*課題項目 1*
看護師育成についての抜粋テキストで、医療現場が先行導入してきた高度な情報化の例として挙げられているものをすべて挙げてください。
*課題項目 2*
看護師育成についての抜粋テキストを、最後の文の後から書き継いでください。

*抜粋テキスト*
########

看護業界の現状は、病院看護8兆円、市場成長著しい在宅・訪問看護4兆円という巨大市場ですが、人材不足が深刻な分野です。東京情報大学は「情報に強い看護師」の育成を掲げています。医療現場は電子カルテや遠隔医療、手術ロボットなど高度な情報化を先行導入してきた業界であり、看護師も日常的に情報機器を活用していますが、看護における情報教育は不足しています。東京情報大学は医療情報デバイスを自在に扱える看護師養成を強みとし、分野のトップランナーを目指します。特に政府が推し進める「アドバンスト・エッセンシャルワーカー(AIを駆使できる看護師)」にも積極的に対応していきたいと考えています。

また、今後は、学ぶ場所に捉われないハイフレックス型の講義の拡充やアントレプレナーシップ教育にも力を入れていきます。近年、学生の学ぶ意欲の低下が懸念されています。学生の学ぶ意欲を刺激し、チャレンジする楽しさをアントレプレナーシップ教育では充実させ、学生の満足度と自己承認の向上に努めたいと考えています。

########

*提供レコード*
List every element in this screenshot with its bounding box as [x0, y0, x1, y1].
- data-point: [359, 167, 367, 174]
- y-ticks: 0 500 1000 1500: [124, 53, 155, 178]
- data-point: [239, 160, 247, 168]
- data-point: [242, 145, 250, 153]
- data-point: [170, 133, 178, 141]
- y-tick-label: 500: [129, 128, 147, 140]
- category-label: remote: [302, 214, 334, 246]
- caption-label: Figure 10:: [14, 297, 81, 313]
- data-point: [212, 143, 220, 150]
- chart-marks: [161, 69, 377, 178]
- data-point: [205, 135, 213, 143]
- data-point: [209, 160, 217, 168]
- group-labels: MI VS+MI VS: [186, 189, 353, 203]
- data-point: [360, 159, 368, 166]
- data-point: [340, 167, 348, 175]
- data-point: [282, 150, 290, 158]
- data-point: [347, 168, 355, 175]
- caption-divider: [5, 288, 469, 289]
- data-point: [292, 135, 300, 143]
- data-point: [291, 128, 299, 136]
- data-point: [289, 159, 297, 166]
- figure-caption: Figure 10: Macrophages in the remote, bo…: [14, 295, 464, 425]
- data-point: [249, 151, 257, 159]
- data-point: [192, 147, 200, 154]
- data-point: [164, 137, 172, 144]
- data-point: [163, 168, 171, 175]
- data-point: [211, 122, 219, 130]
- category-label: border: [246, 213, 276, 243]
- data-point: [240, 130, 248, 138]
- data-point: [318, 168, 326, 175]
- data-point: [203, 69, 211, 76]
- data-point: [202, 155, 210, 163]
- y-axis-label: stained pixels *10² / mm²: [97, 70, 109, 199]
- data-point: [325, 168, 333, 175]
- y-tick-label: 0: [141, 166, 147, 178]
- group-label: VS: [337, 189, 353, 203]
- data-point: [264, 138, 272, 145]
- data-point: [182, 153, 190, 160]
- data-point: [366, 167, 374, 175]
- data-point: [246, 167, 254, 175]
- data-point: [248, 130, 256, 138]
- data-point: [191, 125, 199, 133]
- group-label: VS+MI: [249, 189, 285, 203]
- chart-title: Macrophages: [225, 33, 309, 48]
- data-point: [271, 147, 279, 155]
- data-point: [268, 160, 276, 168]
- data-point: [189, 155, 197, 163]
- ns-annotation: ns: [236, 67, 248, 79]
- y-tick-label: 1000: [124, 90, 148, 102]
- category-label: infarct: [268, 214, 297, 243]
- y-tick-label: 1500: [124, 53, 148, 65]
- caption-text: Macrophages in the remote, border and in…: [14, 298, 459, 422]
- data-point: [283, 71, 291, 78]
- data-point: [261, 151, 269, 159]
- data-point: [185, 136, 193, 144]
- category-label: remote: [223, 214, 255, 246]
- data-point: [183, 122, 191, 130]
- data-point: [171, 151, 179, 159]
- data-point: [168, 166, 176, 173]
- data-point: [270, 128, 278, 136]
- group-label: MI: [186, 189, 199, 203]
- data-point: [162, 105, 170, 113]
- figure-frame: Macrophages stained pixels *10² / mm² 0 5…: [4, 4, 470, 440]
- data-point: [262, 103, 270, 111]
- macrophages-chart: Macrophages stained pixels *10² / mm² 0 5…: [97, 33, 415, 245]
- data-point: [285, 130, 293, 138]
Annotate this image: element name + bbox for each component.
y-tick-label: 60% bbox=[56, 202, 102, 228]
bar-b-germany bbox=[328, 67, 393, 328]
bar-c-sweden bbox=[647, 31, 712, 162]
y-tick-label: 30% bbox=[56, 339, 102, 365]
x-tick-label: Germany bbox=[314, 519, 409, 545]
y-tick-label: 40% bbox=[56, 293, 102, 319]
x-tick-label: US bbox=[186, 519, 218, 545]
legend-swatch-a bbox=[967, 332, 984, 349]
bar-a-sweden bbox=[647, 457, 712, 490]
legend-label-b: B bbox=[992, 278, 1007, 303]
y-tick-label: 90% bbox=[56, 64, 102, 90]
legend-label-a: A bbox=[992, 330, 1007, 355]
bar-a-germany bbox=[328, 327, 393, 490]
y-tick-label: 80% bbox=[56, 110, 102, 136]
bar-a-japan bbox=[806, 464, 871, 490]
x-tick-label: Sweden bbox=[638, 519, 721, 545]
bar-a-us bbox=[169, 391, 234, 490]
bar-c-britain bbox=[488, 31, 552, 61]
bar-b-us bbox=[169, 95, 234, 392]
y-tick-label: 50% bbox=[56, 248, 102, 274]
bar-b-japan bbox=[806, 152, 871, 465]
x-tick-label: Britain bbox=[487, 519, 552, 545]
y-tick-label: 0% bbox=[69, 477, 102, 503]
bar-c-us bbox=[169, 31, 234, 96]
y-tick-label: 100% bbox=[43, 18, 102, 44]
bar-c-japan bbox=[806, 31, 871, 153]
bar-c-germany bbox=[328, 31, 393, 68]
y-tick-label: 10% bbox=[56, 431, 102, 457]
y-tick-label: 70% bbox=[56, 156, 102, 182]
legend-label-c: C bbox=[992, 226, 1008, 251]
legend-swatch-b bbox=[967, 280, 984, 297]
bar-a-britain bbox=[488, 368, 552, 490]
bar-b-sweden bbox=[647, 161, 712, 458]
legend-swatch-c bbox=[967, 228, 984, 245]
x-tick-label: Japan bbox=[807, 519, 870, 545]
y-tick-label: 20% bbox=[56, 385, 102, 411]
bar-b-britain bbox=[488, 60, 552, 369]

########

*回答欄 1*
電子カルテ、遠隔医療、手術ロボット

*回答欄 2*
―「情報」「看護」どちらも暮らしに密接関わる分野ですが、これまでと今後の地域連携について教えてください。

東京情報大学は、千葉市、香取市、佐倉市、四街道市と連携協定を締結しております。また、前述のとおり株式会社日立システムズ様をはじめ多くの企業との連携にも力を入れています。さらには、2024年度から実施されている文部科学省「DXハイスクール」採択校に対し、多くの高等学校へプログラムの提供や講義開発のサポートをしております。

看護学部の地域連携事業は、地域包括支援センターや訪問看護ステーション、地元病院など200以上の協力施設と連携し、実習や健康イベント、公開講座などを実施しています。具体的には、連携協定を締結した自治体地域住民の健康相談、予防医療推進、災害時支援活動、子ども・高齢者向け健康セミナーやストレス・マネジメントプログラムの展開、また地域保健活動やICTを活用した地域包括ケアに力を入れています。このほか、行政・企業との産学官共同研究も積極的に実施し、地域が抱える健康課題の解決を目指した研究や、地域医療従事者への研修・情報化支援、キャリア教育、セルフモニタリングツール開発など幅広い活動内容を展開しています。

地域のさまざまなステークホルダーのみなさまに「情報大が近くにあってよかった」と言っていただけるような「地域に愛される大学」を目指して、積極的に地域との交流を進めてまいります。

―吉本学長ご自身のことについてもお聞かせください。学生時代の思い出や影響を受けた人物などはいらっしゃいますか?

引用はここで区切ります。